*TASK DESCRIPTION:* Scan the data. Collect each line that contains the word "name".

Dataset entries on figures:
——

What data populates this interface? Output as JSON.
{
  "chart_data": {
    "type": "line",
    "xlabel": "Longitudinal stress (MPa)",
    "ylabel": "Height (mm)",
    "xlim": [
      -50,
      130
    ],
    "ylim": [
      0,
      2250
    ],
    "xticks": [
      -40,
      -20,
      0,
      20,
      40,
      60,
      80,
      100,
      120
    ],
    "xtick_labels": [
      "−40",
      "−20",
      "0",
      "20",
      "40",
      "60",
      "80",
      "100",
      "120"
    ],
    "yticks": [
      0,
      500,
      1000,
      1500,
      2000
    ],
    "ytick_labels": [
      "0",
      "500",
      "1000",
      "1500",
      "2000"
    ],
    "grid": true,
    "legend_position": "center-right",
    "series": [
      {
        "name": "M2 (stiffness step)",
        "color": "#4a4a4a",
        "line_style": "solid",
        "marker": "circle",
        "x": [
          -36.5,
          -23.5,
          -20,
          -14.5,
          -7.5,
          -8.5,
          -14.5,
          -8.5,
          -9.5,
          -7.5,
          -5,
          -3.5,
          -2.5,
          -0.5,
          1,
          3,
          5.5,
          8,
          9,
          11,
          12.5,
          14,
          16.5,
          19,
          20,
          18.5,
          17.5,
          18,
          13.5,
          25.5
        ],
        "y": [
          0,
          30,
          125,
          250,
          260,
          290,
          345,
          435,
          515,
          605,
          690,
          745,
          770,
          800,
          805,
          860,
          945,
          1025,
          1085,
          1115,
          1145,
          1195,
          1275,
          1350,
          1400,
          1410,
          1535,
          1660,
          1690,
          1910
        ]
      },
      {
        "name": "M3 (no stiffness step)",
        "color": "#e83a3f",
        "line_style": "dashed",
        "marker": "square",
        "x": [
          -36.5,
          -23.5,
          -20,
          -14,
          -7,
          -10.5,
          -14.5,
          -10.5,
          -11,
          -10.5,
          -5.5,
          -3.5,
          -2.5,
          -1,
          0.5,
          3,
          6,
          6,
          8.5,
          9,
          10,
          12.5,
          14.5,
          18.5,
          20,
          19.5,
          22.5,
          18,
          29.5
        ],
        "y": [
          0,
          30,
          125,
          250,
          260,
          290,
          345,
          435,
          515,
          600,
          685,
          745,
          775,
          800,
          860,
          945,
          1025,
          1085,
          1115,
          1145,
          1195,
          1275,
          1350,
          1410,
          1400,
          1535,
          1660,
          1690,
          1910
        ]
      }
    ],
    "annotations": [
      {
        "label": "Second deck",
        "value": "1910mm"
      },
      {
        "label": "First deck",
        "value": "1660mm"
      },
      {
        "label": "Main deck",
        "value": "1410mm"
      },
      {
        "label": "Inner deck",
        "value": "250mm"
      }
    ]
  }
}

——

*RIGHT ANSWER:*
        "name": "M2 (stiffness step)",
        "name": "M3 (no stiffness step)",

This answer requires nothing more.